Count lines with the string "techniques" in them. State the number alone.

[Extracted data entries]
§ §
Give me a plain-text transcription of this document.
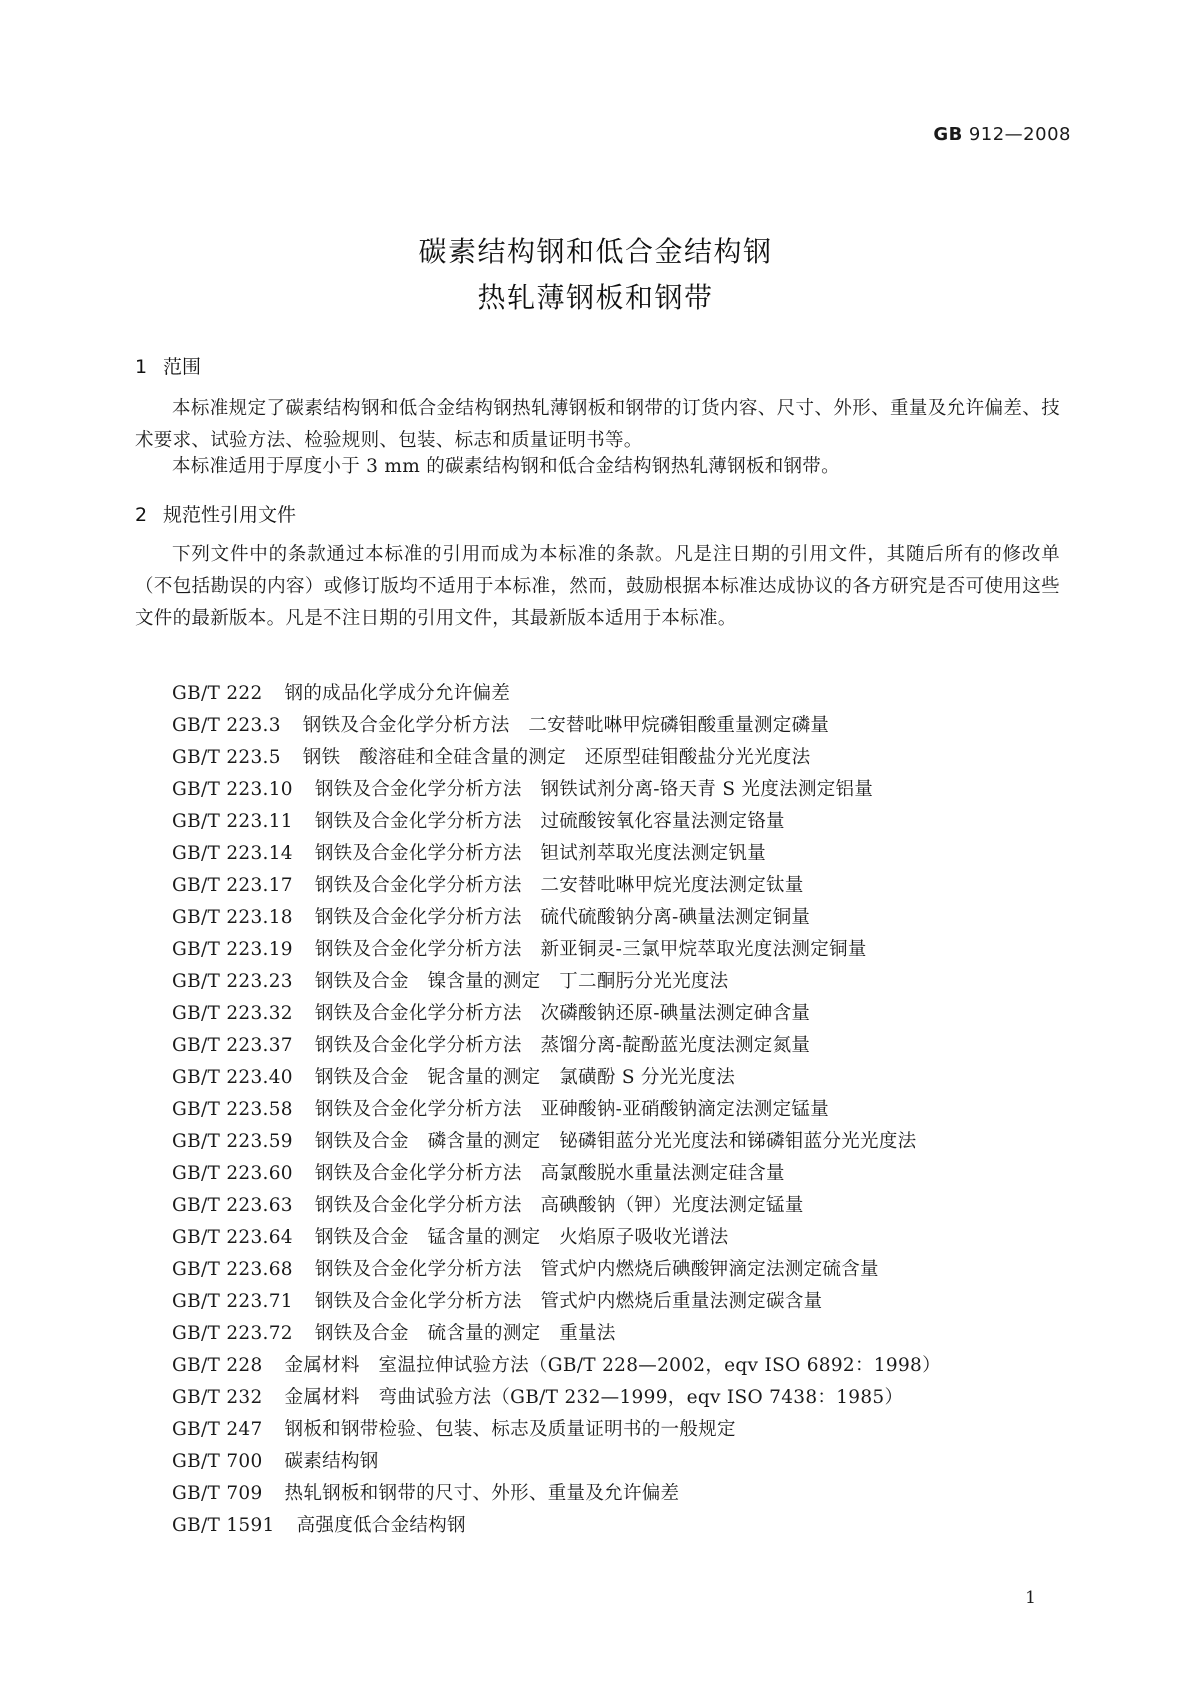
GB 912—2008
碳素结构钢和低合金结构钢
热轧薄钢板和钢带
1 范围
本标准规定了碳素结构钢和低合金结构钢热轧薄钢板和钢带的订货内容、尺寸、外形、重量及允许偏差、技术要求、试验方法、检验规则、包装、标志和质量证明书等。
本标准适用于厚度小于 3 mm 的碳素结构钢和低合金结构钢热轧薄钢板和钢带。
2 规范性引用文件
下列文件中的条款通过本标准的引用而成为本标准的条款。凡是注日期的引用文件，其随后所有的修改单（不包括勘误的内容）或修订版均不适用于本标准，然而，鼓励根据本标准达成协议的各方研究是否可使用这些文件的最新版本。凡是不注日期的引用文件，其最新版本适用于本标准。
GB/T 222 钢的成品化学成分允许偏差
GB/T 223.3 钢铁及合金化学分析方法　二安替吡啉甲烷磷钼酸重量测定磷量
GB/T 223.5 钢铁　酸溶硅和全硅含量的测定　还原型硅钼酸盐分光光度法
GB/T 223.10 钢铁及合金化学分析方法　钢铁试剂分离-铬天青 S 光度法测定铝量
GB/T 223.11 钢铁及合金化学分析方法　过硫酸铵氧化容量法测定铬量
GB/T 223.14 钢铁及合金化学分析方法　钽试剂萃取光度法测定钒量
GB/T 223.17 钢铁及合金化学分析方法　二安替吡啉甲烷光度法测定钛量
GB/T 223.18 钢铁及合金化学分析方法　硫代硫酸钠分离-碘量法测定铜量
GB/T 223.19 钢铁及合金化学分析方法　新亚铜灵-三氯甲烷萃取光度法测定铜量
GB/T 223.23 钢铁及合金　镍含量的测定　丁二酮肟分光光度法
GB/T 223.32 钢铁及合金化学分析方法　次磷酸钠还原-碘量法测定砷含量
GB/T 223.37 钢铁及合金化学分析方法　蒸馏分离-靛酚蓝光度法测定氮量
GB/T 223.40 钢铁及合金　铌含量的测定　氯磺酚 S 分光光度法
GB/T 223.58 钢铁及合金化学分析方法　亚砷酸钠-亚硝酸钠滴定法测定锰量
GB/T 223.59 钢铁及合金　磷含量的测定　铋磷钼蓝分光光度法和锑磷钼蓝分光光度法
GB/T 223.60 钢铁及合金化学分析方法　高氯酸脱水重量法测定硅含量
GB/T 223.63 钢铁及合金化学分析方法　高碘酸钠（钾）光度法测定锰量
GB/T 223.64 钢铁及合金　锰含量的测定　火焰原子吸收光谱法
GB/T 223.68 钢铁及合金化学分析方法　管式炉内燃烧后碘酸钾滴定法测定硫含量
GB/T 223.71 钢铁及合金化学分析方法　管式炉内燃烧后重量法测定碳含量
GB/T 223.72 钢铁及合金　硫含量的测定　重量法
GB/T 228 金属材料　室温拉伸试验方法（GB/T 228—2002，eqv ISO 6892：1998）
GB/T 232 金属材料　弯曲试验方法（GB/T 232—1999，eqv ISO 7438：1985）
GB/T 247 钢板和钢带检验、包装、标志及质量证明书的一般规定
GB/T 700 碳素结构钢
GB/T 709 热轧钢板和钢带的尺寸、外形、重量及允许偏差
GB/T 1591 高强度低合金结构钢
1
§ §
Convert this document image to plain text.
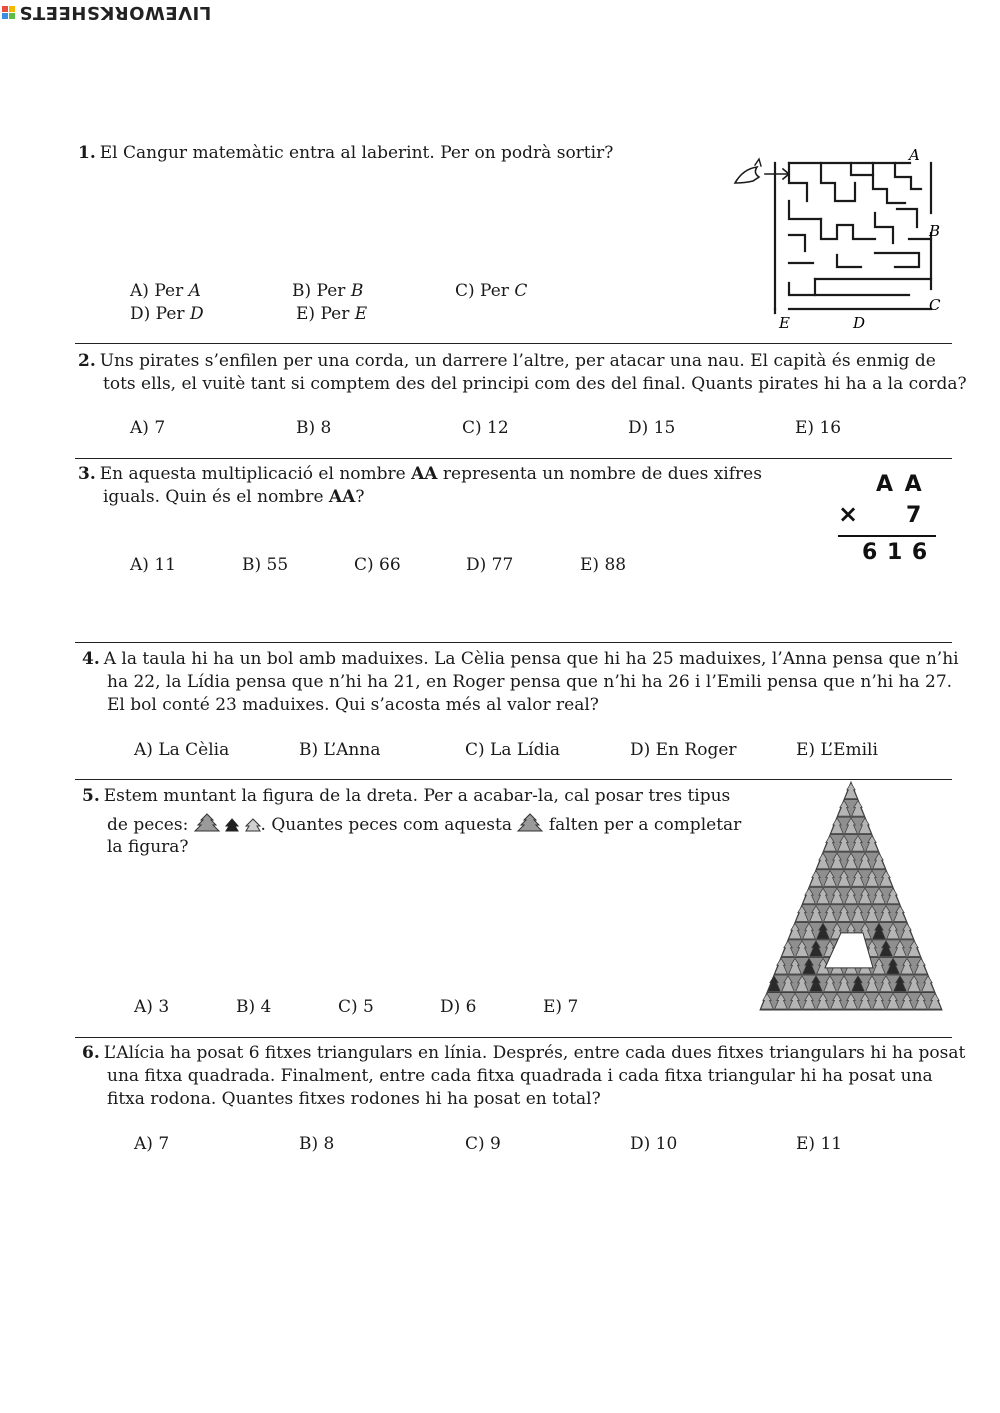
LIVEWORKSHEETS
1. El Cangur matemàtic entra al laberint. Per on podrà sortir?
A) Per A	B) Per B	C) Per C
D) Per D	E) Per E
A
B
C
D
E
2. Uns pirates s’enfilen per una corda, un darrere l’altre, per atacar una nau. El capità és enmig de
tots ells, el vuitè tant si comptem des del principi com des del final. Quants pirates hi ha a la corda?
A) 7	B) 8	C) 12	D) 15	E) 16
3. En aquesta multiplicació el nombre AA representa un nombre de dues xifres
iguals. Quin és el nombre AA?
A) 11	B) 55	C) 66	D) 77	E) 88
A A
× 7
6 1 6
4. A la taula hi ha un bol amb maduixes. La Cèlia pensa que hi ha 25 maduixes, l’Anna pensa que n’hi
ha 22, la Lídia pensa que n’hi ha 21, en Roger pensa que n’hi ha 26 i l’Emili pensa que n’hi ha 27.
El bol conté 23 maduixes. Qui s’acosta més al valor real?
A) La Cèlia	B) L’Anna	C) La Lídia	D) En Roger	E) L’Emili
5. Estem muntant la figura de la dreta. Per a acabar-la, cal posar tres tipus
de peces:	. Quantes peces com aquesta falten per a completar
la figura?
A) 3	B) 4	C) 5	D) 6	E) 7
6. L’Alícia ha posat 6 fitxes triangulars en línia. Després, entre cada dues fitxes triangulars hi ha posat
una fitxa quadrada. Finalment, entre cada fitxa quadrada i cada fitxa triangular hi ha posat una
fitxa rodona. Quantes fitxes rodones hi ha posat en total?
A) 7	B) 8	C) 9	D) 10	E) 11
§ §
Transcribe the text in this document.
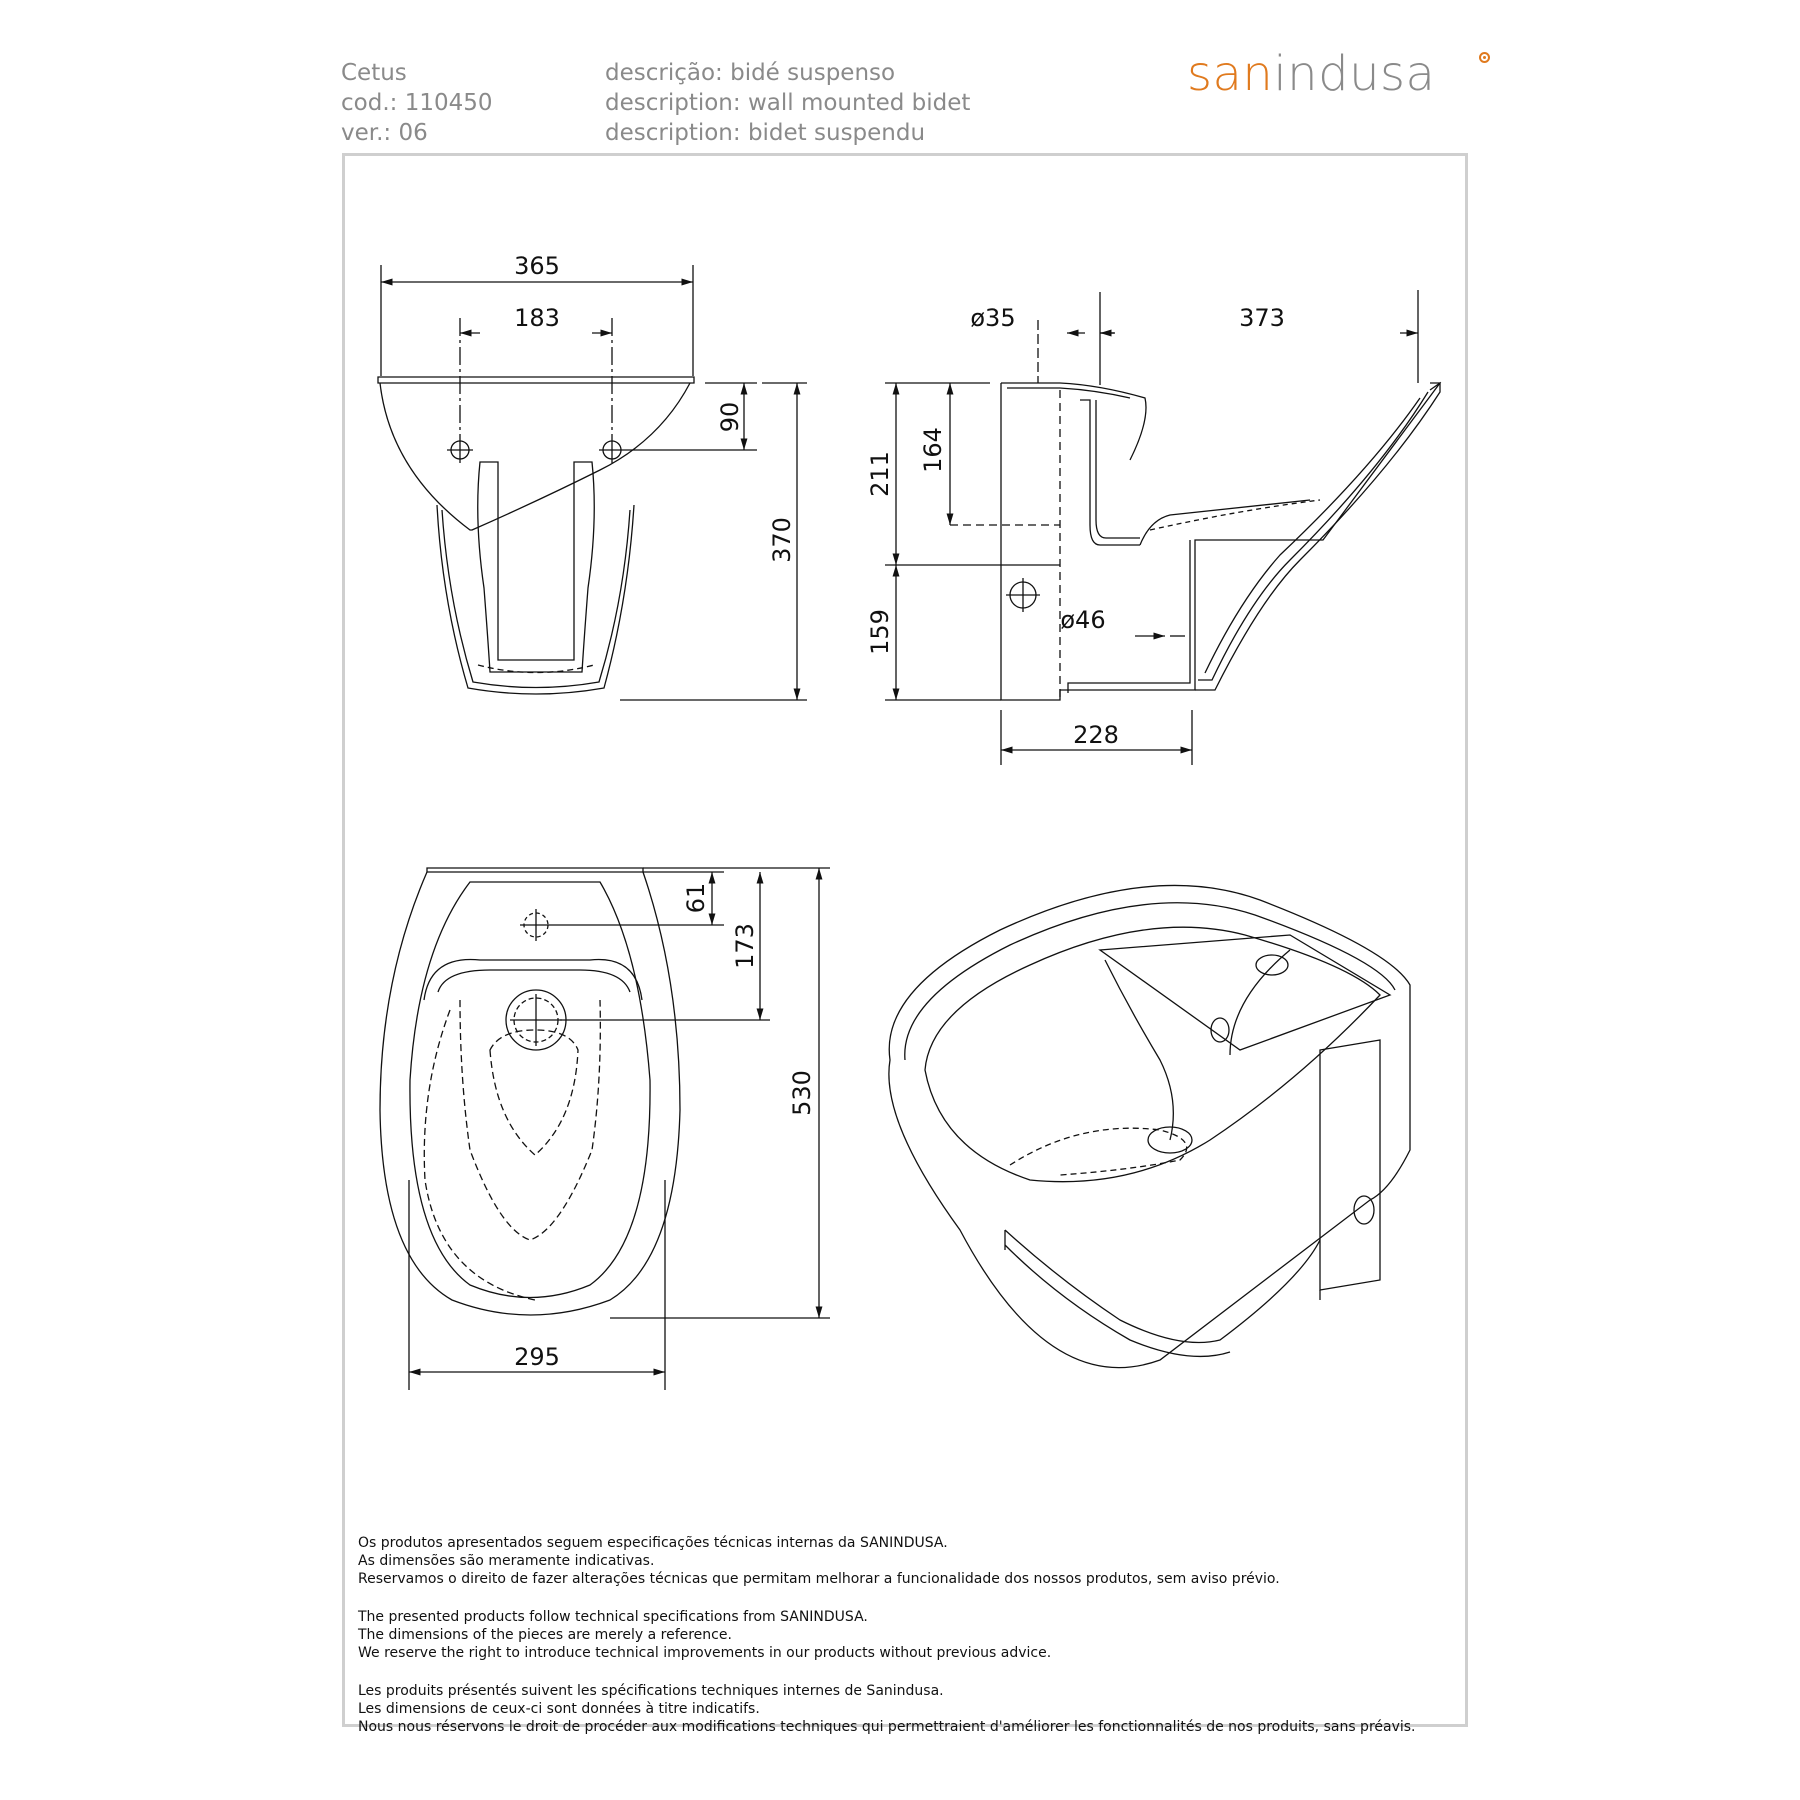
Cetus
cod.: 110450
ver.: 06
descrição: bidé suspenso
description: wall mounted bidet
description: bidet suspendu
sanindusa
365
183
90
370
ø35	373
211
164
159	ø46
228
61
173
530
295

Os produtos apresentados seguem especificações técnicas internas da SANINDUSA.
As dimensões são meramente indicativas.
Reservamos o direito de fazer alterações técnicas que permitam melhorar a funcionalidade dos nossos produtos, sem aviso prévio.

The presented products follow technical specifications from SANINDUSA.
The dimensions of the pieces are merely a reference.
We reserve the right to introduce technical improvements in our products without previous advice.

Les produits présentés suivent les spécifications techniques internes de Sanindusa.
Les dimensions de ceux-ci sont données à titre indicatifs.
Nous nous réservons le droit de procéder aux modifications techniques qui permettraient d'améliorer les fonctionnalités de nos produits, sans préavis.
§ §
__EXPECTED OUTPUT__
2